### GIVEN DATA

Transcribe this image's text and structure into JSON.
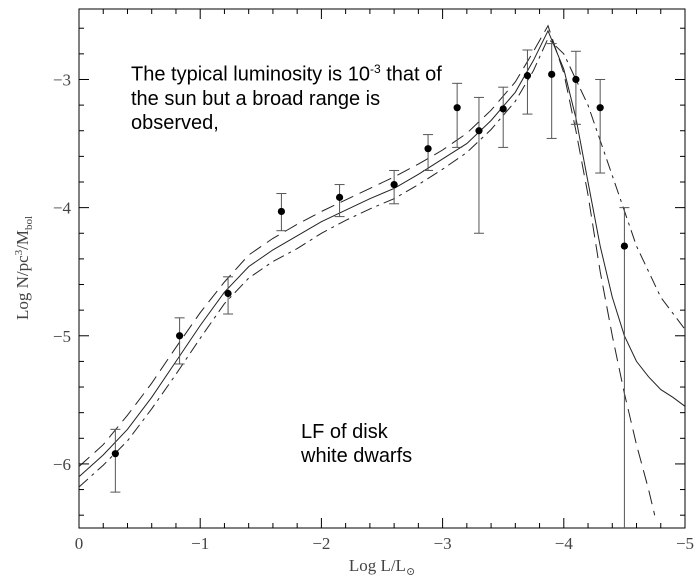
{
  "chart_data": {
    "type": "line",
    "x_axis": {
      "label_main": "Log  L/L",
      "label_sub": "⊙",
      "ticks": [
        "0",
        "−1",
        "−2",
        "−3",
        "−4",
        "−5"
      ],
      "range": [
        0,
        -5
      ]
    },
    "y_axis": {
      "label_main": "Log  N/pc",
      "label_sup": "3",
      "label_mid": "/M",
      "label_sub": "bol",
      "ticks": [
        "−3",
        "−4",
        "−5",
        "−6"
      ],
      "range": [
        -2.45,
        -6.5
      ]
    },
    "annotations": {
      "typical_pre": "The typical luminosity is 10",
      "typical_exp": "-3",
      "typical_post": "that of the sun but a broad range is observed,",
      "lf_line1": "LF of disk",
      "lf_line2": "white dwarfs"
    },
    "observed_points": [
      {
        "x": -0.3,
        "y": -5.92,
        "err_lo": -6.22,
        "err_hi": -5.73
      },
      {
        "x": -0.83,
        "y": -5.0,
        "err_lo": -5.22,
        "err_hi": -4.86
      },
      {
        "x": -1.23,
        "y": -4.67,
        "err_lo": -4.83,
        "err_hi": -4.54
      },
      {
        "x": -1.67,
        "y": -4.03,
        "err_lo": -4.18,
        "err_hi": -3.89
      },
      {
        "x": -2.15,
        "y": -3.92,
        "err_lo": -4.07,
        "err_hi": -3.82
      },
      {
        "x": -2.6,
        "y": -3.82,
        "err_lo": -3.97,
        "err_hi": -3.71
      },
      {
        "x": -2.88,
        "y": -3.54,
        "err_lo": -3.71,
        "err_hi": -3.43
      },
      {
        "x": -3.12,
        "y": -3.22,
        "err_lo": -3.53,
        "err_hi": -3.03
      },
      {
        "x": -3.3,
        "y": -3.4,
        "err_lo": -4.2,
        "err_hi": -3.14
      },
      {
        "x": -3.5,
        "y": -3.23,
        "err_lo": -3.53,
        "err_hi": -3.06
      },
      {
        "x": -3.7,
        "y": -2.97,
        "err_lo": -3.27,
        "err_hi": -2.77
      },
      {
        "x": -3.9,
        "y": -2.96,
        "err_lo": -3.46,
        "err_hi": -2.72
      },
      {
        "x": -4.1,
        "y": -3.0,
        "err_lo": -3.35,
        "err_hi": -2.78
      },
      {
        "x": -4.3,
        "y": -3.22,
        "err_lo": -3.73,
        "err_hi": -3.0
      },
      {
        "x": -4.5,
        "y": -4.3,
        "err_lo": -6.5,
        "err_hi": -4.0
      }
    ],
    "series": [
      {
        "style": "solid",
        "x": [
          0,
          -0.2,
          -0.4,
          -0.6,
          -0.8,
          -1.0,
          -1.2,
          -1.4,
          -1.6,
          -1.8,
          -2.0,
          -2.2,
          -2.4,
          -2.6,
          -2.8,
          -3.0,
          -3.2,
          -3.4,
          -3.6,
          -3.75,
          -3.87,
          -4.0,
          -4.1,
          -4.2,
          -4.3,
          -4.4,
          -4.5,
          -4.6,
          -4.7,
          -4.8,
          -4.9,
          -5.0
        ],
        "y": [
          -6.1,
          -5.93,
          -5.73,
          -5.48,
          -5.2,
          -4.92,
          -4.66,
          -4.46,
          -4.33,
          -4.22,
          -4.11,
          -4.02,
          -3.93,
          -3.85,
          -3.74,
          -3.62,
          -3.5,
          -3.32,
          -3.1,
          -2.85,
          -2.62,
          -2.92,
          -3.3,
          -3.8,
          -4.3,
          -4.7,
          -5.0,
          -5.2,
          -5.32,
          -5.42,
          -5.48,
          -5.55
        ]
      },
      {
        "style": "dashed",
        "x": [
          0,
          -0.2,
          -0.4,
          -0.6,
          -0.8,
          -1.0,
          -1.2,
          -1.4,
          -1.6,
          -1.8,
          -2.0,
          -2.2,
          -2.4,
          -2.6,
          -2.8,
          -3.0,
          -3.2,
          -3.4,
          -3.6,
          -3.75,
          -3.87,
          -4.0,
          -4.1,
          -4.2,
          -4.3,
          -4.4,
          -4.5,
          -4.6,
          -4.7,
          -4.75
        ],
        "y": [
          -6.02,
          -5.85,
          -5.62,
          -5.37,
          -5.09,
          -4.82,
          -4.58,
          -4.37,
          -4.24,
          -4.13,
          -4.03,
          -3.94,
          -3.85,
          -3.76,
          -3.66,
          -3.55,
          -3.42,
          -3.24,
          -3.02,
          -2.78,
          -2.58,
          -2.95,
          -3.4,
          -3.9,
          -4.5,
          -5.0,
          -5.45,
          -5.85,
          -6.2,
          -6.4
        ]
      },
      {
        "style": "dashdot",
        "x": [
          0,
          -0.2,
          -0.4,
          -0.6,
          -0.8,
          -1.0,
          -1.2,
          -1.4,
          -1.6,
          -1.8,
          -2.0,
          -2.2,
          -2.4,
          -2.6,
          -2.8,
          -3.0,
          -3.2,
          -3.4,
          -3.6,
          -3.75,
          -3.87,
          -4.0,
          -4.2,
          -4.4,
          -4.6,
          -4.8,
          -5.0
        ],
        "y": [
          -6.18,
          -6.01,
          -5.82,
          -5.57,
          -5.3,
          -5.02,
          -4.75,
          -4.55,
          -4.42,
          -4.32,
          -4.2,
          -4.1,
          -4.01,
          -3.93,
          -3.82,
          -3.7,
          -3.57,
          -3.39,
          -3.17,
          -2.93,
          -2.68,
          -2.8,
          -3.2,
          -3.75,
          -4.3,
          -4.7,
          -4.95
        ]
      }
    ]
  }
}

######

> _GIVEN TASK_
Repeat each entry exactly as given; no pictures belong in the copy.

> _TASK RESULT_
Transcribe this image's text and structure into JSON.
{
  "chart_data": {
    "type": "line",
    "x_axis": {
      "label_main": "Log  L/L",
      "label_sub": "⊙",
      "ticks": [
        "0",
        "−1",
        "−2",
        "−3",
        "−4",
        "−5"
      ],
      "range": [
        0,
        -5
      ]
    },
    "y_axis": {
      "label_main": "Log  N/pc",
      "label_sup": "3",
      "label_mid": "/M",
      "label_sub": "bol",
      "ticks": [
        "−3",
        "−4",
        "−5",
        "−6"
      ],
      "range": [
        -2.45,
        -6.5
      ]
    },
    "annotations": {
      "typical_pre": "The typical luminosity is 10",
      "typical_exp": "-3",
      "typical_post": "that of the sun but a broad range is observed,",
      "lf_line1": "LF of disk",
      "lf_line2": "white dwarfs"
    },
    "observed_points": [
      {
        "x": -0.3,
        "y": -5.92,
        "err_lo": -6.22,
        "err_hi": -5.73
      },
      {
        "x": -0.83,
        "y": -5.0,
        "err_lo": -5.22,
        "err_hi": -4.86
      },
      {
        "x": -1.23,
        "y": -4.67,
        "err_lo": -4.83,
        "err_hi": -4.54
      },
      {
        "x": -1.67,
        "y": -4.03,
        "err_lo": -4.18,
        "err_hi": -3.89
      },
      {
        "x": -2.15,
        "y": -3.92,
        "err_lo": -4.07,
        "err_hi": -3.82
      },
      {
        "x": -2.6,
        "y": -3.82,
        "err_lo": -3.97,
        "err_hi": -3.71
      },
      {
        "x": -2.88,
        "y": -3.54,
        "err_lo": -3.71,
        "err_hi": -3.43
      },
      {
        "x": -3.12,
        "y": -3.22,
        "err_lo": -3.53,
        "err_hi": -3.03
      },
      {
        "x": -3.3,
        "y": -3.4,
        "err_lo": -4.2,
        "err_hi": -3.14
      },
      {
        "x": -3.5,
        "y": -3.23,
        "err_lo": -3.53,
        "err_hi": -3.06
      },
      {
        "x": -3.7,
        "y": -2.97,
        "err_lo": -3.27,
        "err_hi": -2.77
      },
      {
        "x": -3.9,
        "y": -2.96,
        "err_lo": -3.46,
        "err_hi": -2.72
      },
      {
        "x": -4.1,
        "y": -3.0,
        "err_lo": -3.35,
        "err_hi": -2.78
      },
      {
        "x": -4.3,
        "y": -3.22,
        "err_lo": -3.73,
        "err_hi": -3.0
      },
      {
        "x": -4.5,
        "y": -4.3,
        "err_lo": -6.5,
        "err_hi": -4.0
      }
    ],
    "series": [
      {
        "style": "solid",
        "x": [
          0,
          -0.2,
          -0.4,
          -0.6,
          -0.8,
          -1.0,
          -1.2,
          -1.4,
          -1.6,
          -1.8,
          -2.0,
          -2.2,
          -2.4,
          -2.6,
          -2.8,
          -3.0,
          -3.2,
          -3.4,
          -3.6,
          -3.75,
          -3.87,
          -4.0,
          -4.1,
          -4.2,
          -4.3,
          -4.4,
          -4.5,
          -4.6,
          -4.7,
          -4.8,
          -4.9,
          -5.0
        ],
        "y": [
          -6.1,
          -5.93,
          -5.73,
          -5.48,
          -5.2,
          -4.92,
          -4.66,
          -4.46,
          -4.33,
          -4.22,
          -4.11,
          -4.02,
          -3.93,
          -3.85,
          -3.74,
          -3.62,
          -3.5,
          -3.32,
          -3.1,
          -2.85,
          -2.62,
          -2.92,
          -3.3,
          -3.8,
          -4.3,
          -4.7,
          -5.0,
          -5.2,
          -5.32,
          -5.42,
          -5.48,
          -5.55
        ]
      },
      {
        "style": "dashed",
        "x": [
          0,
          -0.2,
          -0.4,
          -0.6,
          -0.8,
          -1.0,
          -1.2,
          -1.4,
          -1.6,
          -1.8,
          -2.0,
          -2.2,
          -2.4,
          -2.6,
          -2.8,
          -3.0,
          -3.2,
          -3.4,
          -3.6,
          -3.75,
          -3.87,
          -4.0,
          -4.1,
          -4.2,
          -4.3,
          -4.4,
          -4.5,
          -4.6,
          -4.7,
          -4.75
        ],
        "y": [
          -6.02,
          -5.85,
          -5.62,
          -5.37,
          -5.09,
          -4.82,
          -4.58,
          -4.37,
          -4.24,
          -4.13,
          -4.03,
          -3.94,
          -3.85,
          -3.76,
          -3.66,
          -3.55,
          -3.42,
          -3.24,
          -3.02,
          -2.78,
          -2.58,
          -2.95,
          -3.4,
          -3.9,
          -4.5,
          -5.0,
          -5.45,
          -5.85,
          -6.2,
          -6.4
        ]
      },
      {
        "style": "dashdot",
        "x": [
          0,
          -0.2,
          -0.4,
          -0.6,
          -0.8,
          -1.0,
          -1.2,
          -1.4,
          -1.6,
          -1.8,
          -2.0,
          -2.2,
          -2.4,
          -2.6,
          -2.8,
          -3.0,
          -3.2,
          -3.4,
          -3.6,
          -3.75,
          -3.87,
          -4.0,
          -4.2,
          -4.4,
          -4.6,
          -4.8,
          -5.0
        ],
        "y": [
          -6.18,
          -6.01,
          -5.82,
          -5.57,
          -5.3,
          -5.02,
          -4.75,
          -4.55,
          -4.42,
          -4.32,
          -4.2,
          -4.1,
          -4.01,
          -3.93,
          -3.82,
          -3.7,
          -3.57,
          -3.39,
          -3.17,
          -2.93,
          -2.68,
          -2.8,
          -3.2,
          -3.75,
          -4.3,
          -4.7,
          -4.95
        ]
      }
    ]
  }
}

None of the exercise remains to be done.